• [Trecho do documento]:
──────────────────────────────
A maioria dos grandes clássicos da literatura tem uma característica em comum: muita gente fala sorbe eles, mas pouca gente realmente os lê. E muitas pessoas se sentem envergonhada em dizer que não leu este ou aquele autor famosíssimo. Foi para resolver esse tipo de embaraço que o desenhista Henrik Lange e o roteirista Thomas Wengelewski lançaram o livro ”90 clássicos para apressadinhos”. Como o próprio nome indica, o livro resume 90 histórias importantes da literatura em apenas alguns quadrinhos com um texto curto, bem humorado e irreverente.

O tortuoso labirinto burocrático retratado por Kafka em O Processo, por exemplo, é descrito em três ”atos”:

”Josef K é preso no dia de seu aniversário. Não temos certeza por quê. Nem ele.”

”Ele entra em um labirinto de processos que não dão em nada. Se você já foi jurado alguma vez, sabe do que estamos falando.”

”No final, Josef K é morto sem saber por quê.”
──────────────────────────────
• [Dados extraídos]:
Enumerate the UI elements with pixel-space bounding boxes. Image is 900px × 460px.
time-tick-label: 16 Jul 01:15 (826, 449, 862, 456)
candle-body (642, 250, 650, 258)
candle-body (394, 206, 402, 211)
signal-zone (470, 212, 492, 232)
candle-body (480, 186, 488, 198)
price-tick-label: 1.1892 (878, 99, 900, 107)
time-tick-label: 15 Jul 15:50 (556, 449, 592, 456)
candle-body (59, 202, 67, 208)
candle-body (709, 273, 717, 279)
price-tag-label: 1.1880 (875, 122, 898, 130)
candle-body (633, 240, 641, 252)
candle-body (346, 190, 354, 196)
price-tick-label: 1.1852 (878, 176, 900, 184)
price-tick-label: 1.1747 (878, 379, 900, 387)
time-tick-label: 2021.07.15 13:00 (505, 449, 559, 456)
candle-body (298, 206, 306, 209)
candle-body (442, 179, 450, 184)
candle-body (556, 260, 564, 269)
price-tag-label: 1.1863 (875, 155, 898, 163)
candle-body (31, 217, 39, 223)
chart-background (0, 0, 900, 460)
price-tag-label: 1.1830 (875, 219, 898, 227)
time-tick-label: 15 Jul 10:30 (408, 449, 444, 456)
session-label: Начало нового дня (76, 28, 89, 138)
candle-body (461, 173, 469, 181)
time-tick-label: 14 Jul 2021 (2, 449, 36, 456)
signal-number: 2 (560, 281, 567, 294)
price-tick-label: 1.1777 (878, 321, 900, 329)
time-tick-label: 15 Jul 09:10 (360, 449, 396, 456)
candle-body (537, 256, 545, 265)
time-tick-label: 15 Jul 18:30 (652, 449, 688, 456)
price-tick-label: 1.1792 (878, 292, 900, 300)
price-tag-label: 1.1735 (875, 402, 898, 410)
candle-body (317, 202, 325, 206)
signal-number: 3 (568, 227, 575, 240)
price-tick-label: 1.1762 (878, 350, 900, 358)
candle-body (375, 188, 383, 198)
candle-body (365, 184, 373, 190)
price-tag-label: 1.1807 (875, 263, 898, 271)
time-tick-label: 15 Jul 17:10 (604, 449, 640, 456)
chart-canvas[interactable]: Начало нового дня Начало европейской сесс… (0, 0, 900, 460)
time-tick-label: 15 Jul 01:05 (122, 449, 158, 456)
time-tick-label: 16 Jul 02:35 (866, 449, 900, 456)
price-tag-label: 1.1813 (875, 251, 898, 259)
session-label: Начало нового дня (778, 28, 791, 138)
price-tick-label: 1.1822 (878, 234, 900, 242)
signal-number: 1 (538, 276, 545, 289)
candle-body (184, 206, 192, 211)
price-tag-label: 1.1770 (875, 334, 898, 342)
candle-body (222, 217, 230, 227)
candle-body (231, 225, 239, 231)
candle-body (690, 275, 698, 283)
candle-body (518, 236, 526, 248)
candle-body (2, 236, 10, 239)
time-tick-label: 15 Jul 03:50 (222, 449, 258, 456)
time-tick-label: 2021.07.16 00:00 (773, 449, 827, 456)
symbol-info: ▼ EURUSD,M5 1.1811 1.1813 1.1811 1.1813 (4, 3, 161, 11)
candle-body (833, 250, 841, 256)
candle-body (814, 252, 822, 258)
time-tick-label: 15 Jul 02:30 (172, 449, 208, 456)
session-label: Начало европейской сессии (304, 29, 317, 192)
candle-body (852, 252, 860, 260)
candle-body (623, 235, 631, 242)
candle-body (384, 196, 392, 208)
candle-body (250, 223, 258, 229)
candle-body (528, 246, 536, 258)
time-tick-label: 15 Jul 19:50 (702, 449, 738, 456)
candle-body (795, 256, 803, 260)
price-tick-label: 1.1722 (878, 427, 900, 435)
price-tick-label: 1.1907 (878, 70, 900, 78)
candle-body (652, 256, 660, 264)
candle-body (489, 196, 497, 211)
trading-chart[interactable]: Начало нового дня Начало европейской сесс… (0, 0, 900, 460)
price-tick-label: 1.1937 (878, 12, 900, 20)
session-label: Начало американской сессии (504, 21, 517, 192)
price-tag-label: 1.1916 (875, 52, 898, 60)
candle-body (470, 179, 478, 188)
──────────────────────────────
• [Tarefa]:
Por favor, dê continuidade ao texto sobre o livro "90 clássicos para apressadinhos" a partir da última frase. As entradas vêm de outra fonte, sem relação com o trecho.

• [Resposta]:
O estilo ”curto e grosso” se repete nas outras histórias. Apesar de ser indicado para as pessoas que não tem tempo ou paciência para ler, fica claro que o livro não foi feito para substituir a leitura dos grandes clássicos. Pelo contrário, ele pode até provocar a curiosodade dos leitores. A intenção fica bem mais para o lado do humor, de brincar com obras consideradas intocáveis.

No conceito de clássico dos autores, não há discriminação de nacionalidade, época ou estilo literário. Estão lá a Bíblia, Dom Quixote e Crime e Castigo, mas também outras obras onde o termo ”clássico” se torna discutível, como O código da Vinci, de Dan Brown, e O Alquimista, de Paulo Coelho.